(Stored data entries)
··········

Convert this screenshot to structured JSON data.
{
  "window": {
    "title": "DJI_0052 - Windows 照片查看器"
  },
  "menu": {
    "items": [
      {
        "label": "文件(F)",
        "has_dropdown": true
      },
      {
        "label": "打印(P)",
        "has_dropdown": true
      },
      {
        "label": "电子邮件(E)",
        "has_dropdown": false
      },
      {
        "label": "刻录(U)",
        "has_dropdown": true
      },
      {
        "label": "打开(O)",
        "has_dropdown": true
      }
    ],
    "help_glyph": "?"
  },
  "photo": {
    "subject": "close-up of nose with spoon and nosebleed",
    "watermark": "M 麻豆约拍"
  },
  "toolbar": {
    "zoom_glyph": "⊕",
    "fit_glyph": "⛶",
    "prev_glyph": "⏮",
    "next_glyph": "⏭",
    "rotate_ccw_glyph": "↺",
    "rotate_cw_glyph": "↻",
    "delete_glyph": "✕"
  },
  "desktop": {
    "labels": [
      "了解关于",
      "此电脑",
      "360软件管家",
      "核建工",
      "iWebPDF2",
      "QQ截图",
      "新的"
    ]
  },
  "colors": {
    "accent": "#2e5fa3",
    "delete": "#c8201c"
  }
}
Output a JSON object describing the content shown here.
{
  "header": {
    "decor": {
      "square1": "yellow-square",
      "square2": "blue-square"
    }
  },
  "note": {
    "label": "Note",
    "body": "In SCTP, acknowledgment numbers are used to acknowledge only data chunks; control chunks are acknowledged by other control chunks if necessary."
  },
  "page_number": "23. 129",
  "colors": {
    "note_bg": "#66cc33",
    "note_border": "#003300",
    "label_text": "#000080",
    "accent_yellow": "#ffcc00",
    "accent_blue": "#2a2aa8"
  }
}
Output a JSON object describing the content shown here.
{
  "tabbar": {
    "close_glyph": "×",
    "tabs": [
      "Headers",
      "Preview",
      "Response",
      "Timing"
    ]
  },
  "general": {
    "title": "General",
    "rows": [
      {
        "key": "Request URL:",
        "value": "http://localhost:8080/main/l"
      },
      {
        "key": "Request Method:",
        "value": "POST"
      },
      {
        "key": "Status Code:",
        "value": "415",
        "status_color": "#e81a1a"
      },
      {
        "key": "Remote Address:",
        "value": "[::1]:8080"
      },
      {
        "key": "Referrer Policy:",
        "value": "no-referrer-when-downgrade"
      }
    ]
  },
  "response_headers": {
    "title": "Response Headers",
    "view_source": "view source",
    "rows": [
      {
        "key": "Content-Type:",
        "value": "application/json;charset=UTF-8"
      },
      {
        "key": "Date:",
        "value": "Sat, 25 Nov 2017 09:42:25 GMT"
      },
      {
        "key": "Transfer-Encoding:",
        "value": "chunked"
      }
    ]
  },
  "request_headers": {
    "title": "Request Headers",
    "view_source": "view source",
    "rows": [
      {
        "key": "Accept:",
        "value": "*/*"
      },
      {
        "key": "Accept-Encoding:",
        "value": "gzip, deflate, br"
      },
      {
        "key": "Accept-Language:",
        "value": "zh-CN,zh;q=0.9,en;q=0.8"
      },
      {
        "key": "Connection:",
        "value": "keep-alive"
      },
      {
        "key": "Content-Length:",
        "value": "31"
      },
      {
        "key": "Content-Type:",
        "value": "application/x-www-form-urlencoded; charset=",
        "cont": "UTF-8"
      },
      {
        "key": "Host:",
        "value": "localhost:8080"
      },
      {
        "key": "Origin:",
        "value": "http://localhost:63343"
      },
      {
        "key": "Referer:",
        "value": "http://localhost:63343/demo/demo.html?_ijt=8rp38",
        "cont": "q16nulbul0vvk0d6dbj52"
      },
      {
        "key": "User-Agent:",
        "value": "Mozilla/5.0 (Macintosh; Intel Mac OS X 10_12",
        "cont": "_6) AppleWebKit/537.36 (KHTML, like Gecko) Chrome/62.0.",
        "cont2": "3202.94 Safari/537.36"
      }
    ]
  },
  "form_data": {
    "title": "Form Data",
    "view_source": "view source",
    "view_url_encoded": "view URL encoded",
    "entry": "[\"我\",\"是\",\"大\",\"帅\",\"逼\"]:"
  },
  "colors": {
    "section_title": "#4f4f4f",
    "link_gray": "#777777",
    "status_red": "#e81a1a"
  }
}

··········

What is needed: Each line of the material above must be retyped precisely.

Task solution:
Convert this screenshot to structured JSON data.
{
  "window": {
    "title": "DJI_0052 - Windows 照片查看器"
  },
  "menu": {
    "items": [
      {
        "label": "文件(F)",
        "has_dropdown": true
      },
      {
        "label": "打印(P)",
        "has_dropdown": true
      },
      {
        "label": "电子邮件(E)",
        "has_dropdown": false
      },
      {
        "label": "刻录(U)",
        "has_dropdown": true
      },
      {
        "label": "打开(O)",
        "has_dropdown": true
      }
    ],
    "help_glyph": "?"
  },
  "photo": {
    "subject": "close-up of nose with spoon and nosebleed",
    "watermark": "M 麻豆约拍"
  },
  "toolbar": {
    "zoom_glyph": "⊕",
    "fit_glyph": "⛶",
    "prev_glyph": "⏮",
    "next_glyph": "⏭",
    "rotate_ccw_glyph": "↺",
    "rotate_cw_glyph": "↻",
    "delete_glyph": "✕"
  },
  "desktop": {
    "labels": [
      "了解关于",
      "此电脑",
      "360软件管家",
      "核建工",
      "iWebPDF2",
      "QQ截图",
      "新的"
    ]
  },
  "colors": {
    "accent": "#2e5fa3",
    "delete": "#c8201c"
  }
}
Output a JSON object describing the content shown here.
{
  "header": {
    "decor": {
      "square1": "yellow-square",
      "square2": "blue-square"
    }
  },
  "note": {
    "label": "Note",
    "body": "In SCTP, acknowledgment numbers are used to acknowledge only data chunks; control chunks are acknowledged by other control chunks if necessary."
  },
  "page_number": "23. 129",
  "colors": {
    "note_bg": "#66cc33",
    "note_border": "#003300",
    "label_text": "#000080",
    "accent_yellow": "#ffcc00",
    "accent_blue": "#2a2aa8"
  }
}
Output a JSON object describing the content shown here.
{
  "tabbar": {
    "close_glyph": "×",
    "tabs": [
      "Headers",
      "Preview",
      "Response",
      "Timing"
    ]
  },
  "general": {
    "title": "General",
    "rows": [
      {
        "key": "Request URL:",
        "value": "http://localhost:8080/main/l"
      },
      {
        "key": "Request Method:",
        "value": "POST"
      },
      {
        "key": "Status Code:",
        "value": "415",
        "status_color": "#e81a1a"
      },
      {
        "key": "Remote Address:",
        "value": "[::1]:8080"
      },
      {
        "key": "Referrer Policy:",
        "value": "no-referrer-when-downgrade"
      }
    ]
  },
  "response_headers": {
    "title": "Response Headers",
    "view_source": "view source",
    "rows": [
      {
        "key": "Content-Type:",
        "value": "application/json;charset=UTF-8"
      },
      {
        "key": "Date:",
        "value": "Sat, 25 Nov 2017 09:42:25 GMT"
      },
      {
        "key": "Transfer-Encoding:",
        "value": "chunked"
      }
    ]
  },
  "request_headers": {
    "title": "Request Headers",
    "view_source": "view source",
    "rows": [
      {
        "key": "Accept:",
        "value": "*/*"
      },
      {
        "key": "Accept-Encoding:",
        "value": "gzip, deflate, br"
      },
      {
        "key": "Accept-Language:",
        "value": "zh-CN,zh;q=0.9,en;q=0.8"
      },
      {
        "key": "Connection:",
        "value": "keep-alive"
      },
      {
        "key": "Content-Length:",
        "value": "31"
      },
      {
        "key": "Content-Type:",
        "value": "application/x-www-form-urlencoded; charset=",
        "cont": "UTF-8"
      },
      {
        "key": "Host:",
        "value": "localhost:8080"
      },
      {
        "key": "Origin:",
        "value": "http://localhost:63343"
      },
      {
        "key": "Referer:",
        "value": "http://localhost:63343/demo/demo.html?_ijt=8rp38",
        "cont": "q16nulbul0vvk0d6dbj52"
      },
      {
        "key": "User-Agent:",
        "value": "Mozilla/5.0 (Macintosh; Intel Mac OS X 10_12",
        "cont": "_6) AppleWebKit/537.36 (KHTML, like Gecko) Chrome/62.0.",
        "cont2": "3202.94 Safari/537.36"
      }
    ]
  },
  "form_data": {
    "title": "Form Data",
    "view_source": "view source",
    "view_url_encoded": "view URL encoded",
    "entry": "[\"我\",\"是\",\"大\",\"帅\",\"逼\"]:"
  },
  "colors": {
    "section_title": "#4f4f4f",
    "link_gray": "#777777",
    "status_red": "#e81a1a"
  }
}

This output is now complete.